Copy out all lines in the data below containing the string "with".

Data extracted from a collection:
◆ ◆ ◆ ◆ ◆

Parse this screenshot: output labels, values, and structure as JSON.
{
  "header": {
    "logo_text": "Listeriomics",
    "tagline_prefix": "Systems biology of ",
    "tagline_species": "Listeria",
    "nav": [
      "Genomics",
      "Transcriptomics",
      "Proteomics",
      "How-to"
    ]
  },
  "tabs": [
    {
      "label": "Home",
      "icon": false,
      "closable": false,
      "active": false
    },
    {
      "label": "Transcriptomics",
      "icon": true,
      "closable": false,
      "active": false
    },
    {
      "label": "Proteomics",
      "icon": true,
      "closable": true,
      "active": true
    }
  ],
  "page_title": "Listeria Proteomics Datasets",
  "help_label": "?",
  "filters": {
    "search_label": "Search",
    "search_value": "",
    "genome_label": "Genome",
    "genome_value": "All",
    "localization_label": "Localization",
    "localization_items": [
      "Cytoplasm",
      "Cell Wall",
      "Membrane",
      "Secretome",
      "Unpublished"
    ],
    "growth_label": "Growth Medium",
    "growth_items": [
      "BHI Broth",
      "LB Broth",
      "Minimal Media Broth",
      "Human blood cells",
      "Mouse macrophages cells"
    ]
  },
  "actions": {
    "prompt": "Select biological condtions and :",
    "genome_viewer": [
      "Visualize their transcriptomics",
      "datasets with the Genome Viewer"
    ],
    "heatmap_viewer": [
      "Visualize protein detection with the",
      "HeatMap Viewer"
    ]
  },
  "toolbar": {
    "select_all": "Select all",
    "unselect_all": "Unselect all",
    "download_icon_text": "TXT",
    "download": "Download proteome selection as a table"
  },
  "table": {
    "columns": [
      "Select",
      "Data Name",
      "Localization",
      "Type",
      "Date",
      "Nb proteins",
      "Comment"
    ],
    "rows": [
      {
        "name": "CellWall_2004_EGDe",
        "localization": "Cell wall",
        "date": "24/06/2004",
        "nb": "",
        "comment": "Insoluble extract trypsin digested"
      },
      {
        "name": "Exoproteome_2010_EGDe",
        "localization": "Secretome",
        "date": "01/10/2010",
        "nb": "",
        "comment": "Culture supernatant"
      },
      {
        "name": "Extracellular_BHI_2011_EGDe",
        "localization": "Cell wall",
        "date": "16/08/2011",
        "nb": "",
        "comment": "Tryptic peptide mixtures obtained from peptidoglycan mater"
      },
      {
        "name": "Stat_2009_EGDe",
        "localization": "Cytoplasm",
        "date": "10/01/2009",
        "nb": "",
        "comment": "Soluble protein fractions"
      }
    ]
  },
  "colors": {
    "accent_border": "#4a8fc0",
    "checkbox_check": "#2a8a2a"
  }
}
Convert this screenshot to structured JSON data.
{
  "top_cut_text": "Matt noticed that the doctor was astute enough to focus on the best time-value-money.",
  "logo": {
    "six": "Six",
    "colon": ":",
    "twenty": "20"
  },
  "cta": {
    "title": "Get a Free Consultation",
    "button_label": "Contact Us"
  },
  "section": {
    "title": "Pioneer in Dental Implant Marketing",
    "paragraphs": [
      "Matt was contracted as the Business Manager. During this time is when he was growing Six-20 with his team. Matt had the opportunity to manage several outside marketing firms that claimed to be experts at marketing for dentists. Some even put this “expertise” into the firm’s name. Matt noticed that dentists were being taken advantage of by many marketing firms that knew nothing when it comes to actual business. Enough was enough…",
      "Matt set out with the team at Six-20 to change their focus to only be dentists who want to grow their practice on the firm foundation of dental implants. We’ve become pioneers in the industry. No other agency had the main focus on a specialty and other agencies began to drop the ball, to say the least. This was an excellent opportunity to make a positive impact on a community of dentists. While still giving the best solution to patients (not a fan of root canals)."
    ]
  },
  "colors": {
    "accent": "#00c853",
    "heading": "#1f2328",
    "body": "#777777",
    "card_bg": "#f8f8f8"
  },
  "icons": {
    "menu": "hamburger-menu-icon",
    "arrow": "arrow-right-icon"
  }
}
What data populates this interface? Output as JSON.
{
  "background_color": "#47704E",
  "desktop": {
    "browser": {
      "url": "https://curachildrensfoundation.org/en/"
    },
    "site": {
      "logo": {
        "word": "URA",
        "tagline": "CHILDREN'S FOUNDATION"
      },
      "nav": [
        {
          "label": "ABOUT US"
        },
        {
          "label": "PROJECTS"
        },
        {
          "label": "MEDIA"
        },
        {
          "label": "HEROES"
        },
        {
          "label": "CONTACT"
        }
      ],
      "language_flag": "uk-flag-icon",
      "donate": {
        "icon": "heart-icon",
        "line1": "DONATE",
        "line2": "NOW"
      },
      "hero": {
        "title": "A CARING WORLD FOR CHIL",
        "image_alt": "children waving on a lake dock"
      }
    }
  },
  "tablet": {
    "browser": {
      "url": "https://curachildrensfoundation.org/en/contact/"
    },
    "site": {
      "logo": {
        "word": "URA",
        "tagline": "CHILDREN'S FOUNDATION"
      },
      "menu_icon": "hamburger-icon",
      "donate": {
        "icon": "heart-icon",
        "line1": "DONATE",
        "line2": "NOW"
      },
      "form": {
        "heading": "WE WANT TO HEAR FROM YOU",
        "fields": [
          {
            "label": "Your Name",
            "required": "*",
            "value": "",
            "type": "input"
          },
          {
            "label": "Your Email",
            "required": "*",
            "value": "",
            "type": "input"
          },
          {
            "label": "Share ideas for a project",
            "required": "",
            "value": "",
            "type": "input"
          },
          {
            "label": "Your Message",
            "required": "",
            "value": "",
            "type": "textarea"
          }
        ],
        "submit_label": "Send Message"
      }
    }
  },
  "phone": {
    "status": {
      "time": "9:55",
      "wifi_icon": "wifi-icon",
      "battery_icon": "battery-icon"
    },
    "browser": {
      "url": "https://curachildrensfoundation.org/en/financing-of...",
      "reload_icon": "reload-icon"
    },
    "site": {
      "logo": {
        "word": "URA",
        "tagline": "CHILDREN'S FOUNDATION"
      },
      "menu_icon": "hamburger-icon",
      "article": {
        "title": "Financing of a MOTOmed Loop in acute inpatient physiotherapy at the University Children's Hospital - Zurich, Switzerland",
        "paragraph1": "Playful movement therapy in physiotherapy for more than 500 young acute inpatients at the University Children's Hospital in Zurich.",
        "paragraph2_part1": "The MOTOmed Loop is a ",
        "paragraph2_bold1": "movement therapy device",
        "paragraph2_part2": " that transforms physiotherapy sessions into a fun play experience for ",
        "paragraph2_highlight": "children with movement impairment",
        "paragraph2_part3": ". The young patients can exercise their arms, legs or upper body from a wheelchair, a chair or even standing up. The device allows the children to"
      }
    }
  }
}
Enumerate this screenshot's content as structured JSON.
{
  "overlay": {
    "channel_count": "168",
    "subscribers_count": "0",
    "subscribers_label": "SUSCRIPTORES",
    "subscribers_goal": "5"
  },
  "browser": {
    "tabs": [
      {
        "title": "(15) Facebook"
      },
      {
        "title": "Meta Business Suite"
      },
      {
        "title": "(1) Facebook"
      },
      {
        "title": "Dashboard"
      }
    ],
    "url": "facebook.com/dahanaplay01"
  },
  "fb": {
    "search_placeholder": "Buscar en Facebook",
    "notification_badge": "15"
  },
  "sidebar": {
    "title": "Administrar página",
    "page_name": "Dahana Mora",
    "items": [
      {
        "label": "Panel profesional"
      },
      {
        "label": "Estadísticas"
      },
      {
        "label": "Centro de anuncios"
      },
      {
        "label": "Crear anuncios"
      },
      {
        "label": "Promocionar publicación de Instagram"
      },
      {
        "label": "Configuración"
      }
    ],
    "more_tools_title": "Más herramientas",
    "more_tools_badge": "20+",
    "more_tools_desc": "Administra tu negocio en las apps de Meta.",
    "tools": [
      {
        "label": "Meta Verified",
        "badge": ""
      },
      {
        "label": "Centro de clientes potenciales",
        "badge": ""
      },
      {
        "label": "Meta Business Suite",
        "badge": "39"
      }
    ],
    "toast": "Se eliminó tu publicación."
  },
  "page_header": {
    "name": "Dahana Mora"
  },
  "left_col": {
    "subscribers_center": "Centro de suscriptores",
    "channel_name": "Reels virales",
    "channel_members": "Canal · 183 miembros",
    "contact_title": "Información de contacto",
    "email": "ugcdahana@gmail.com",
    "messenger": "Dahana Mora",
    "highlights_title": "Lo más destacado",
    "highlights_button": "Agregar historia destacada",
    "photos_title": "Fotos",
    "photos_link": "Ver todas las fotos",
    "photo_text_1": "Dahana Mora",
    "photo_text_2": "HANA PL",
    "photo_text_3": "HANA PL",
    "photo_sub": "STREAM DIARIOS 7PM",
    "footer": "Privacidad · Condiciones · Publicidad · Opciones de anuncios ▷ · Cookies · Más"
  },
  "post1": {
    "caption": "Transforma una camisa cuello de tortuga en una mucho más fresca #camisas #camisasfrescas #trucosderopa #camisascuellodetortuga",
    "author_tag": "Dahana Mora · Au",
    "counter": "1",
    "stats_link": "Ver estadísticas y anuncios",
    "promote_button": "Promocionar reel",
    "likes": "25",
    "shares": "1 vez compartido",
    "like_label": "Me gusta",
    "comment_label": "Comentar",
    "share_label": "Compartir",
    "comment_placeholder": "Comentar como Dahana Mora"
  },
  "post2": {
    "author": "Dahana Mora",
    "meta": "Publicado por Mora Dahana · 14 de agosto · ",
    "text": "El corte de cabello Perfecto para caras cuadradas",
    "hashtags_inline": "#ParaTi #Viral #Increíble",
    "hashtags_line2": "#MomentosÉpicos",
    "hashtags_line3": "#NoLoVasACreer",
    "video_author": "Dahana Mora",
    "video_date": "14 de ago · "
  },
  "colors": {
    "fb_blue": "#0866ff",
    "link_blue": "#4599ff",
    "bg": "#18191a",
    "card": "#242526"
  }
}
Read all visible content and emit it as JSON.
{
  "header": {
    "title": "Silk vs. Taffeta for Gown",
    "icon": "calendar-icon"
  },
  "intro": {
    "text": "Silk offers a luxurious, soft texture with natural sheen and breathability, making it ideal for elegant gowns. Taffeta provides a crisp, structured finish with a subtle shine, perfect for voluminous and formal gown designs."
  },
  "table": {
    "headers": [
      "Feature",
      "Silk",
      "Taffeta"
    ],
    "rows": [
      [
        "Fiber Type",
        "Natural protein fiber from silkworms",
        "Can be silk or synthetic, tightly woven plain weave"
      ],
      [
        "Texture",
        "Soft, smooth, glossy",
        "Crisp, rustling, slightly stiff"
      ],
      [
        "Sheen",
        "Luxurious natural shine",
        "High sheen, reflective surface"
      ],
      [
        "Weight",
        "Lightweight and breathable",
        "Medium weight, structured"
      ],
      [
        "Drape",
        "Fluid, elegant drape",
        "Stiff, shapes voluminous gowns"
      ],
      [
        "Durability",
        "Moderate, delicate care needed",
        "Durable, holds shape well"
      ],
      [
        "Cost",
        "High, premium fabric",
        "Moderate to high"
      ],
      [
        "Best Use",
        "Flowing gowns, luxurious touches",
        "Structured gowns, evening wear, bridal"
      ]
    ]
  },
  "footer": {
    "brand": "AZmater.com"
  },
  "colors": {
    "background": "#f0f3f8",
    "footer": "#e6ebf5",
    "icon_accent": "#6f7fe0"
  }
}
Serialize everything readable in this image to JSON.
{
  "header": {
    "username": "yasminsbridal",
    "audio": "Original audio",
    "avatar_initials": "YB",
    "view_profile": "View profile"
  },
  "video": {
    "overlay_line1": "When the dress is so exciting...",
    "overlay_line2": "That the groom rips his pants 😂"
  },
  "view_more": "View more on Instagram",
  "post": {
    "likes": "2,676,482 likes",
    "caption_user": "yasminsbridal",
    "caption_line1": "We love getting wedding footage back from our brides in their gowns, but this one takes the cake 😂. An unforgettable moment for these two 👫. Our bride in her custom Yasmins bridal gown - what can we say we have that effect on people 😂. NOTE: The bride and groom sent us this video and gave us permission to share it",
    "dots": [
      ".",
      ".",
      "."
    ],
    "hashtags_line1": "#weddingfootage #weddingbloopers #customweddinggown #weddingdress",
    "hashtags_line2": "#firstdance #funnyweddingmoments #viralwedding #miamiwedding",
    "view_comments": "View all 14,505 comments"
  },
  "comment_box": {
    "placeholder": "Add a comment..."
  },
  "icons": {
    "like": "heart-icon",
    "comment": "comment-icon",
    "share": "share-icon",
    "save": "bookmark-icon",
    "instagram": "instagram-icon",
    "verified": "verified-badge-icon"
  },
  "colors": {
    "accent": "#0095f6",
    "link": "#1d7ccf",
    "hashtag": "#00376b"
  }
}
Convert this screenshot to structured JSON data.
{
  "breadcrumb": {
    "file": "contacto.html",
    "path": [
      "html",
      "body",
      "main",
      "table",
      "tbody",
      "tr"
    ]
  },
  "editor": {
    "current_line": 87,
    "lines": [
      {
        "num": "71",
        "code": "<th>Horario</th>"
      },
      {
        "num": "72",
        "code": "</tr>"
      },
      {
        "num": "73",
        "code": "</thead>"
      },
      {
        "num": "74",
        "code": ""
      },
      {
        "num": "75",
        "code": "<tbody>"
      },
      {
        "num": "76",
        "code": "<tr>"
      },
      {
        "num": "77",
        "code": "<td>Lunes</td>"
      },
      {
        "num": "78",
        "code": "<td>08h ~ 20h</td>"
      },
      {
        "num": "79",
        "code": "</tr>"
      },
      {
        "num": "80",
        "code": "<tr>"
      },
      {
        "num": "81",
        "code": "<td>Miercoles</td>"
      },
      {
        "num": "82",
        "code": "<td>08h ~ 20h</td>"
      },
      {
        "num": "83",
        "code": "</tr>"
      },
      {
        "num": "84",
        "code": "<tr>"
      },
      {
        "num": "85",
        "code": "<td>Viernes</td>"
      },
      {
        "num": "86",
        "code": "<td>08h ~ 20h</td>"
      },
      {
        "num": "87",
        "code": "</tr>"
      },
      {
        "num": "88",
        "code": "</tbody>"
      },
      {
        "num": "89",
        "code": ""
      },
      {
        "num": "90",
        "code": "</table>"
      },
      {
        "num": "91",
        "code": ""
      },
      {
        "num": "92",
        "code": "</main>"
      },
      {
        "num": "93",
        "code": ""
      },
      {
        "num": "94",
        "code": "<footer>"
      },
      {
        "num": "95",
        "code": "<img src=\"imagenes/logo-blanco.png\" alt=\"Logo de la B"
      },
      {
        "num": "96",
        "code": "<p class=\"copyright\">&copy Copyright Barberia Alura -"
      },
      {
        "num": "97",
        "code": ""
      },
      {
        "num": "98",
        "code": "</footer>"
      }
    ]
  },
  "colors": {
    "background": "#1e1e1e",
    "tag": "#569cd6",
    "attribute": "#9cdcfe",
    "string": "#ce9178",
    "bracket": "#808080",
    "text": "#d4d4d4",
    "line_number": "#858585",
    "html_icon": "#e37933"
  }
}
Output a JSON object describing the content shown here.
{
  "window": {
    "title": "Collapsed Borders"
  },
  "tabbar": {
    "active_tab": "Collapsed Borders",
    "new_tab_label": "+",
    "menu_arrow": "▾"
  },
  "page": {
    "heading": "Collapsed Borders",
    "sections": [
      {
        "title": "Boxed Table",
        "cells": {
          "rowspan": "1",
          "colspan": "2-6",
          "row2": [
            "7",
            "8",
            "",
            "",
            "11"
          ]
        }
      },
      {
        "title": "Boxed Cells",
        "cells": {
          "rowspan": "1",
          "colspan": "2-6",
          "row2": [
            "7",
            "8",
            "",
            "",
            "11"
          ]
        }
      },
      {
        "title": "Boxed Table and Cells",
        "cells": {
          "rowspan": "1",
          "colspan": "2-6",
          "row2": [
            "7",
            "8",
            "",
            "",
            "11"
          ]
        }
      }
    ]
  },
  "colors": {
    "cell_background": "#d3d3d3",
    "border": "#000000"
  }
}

◆ ◆ ◆ ◆ ◆

Worked solution:
      "datasets with the Genome Viewer"
      "Visualize protein detection with the",
      "Matt was contracted as the Business Manager. During this time is when he was growing Six-20 with his team. Matt had the opportunity to manage several outside marketing firms that claimed to be experts at marketing for dentists. Some even put this “expertise” into the firm’s name. Matt noticed that dentists were being taken advantage of by many marketing firms that knew nothing when it comes to actual business. Enough was enough…",
      "Matt set out with the team at Six-20 to change their focus to only be dentists who want to grow their practice on the firm foundation of dental implants. We’ve become pioneers in the industry. No other agency had the main focus on a specialty and other agencies began to drop the ball, to say the least. This was an excellent opportunity to make a positive impact on a community of dentists. While still giving the best solution to patients (not a fan of root canals)."
        "paragraph2_highlight": "children with movement impairment",
    "text": "Silk offers a luxurious, soft texture with natural sheen and breathability, making it ideal for elegant gowns. Taffeta provides a crisp, structured finish with a subtle shine, perfect for voluminous and formal gown designs."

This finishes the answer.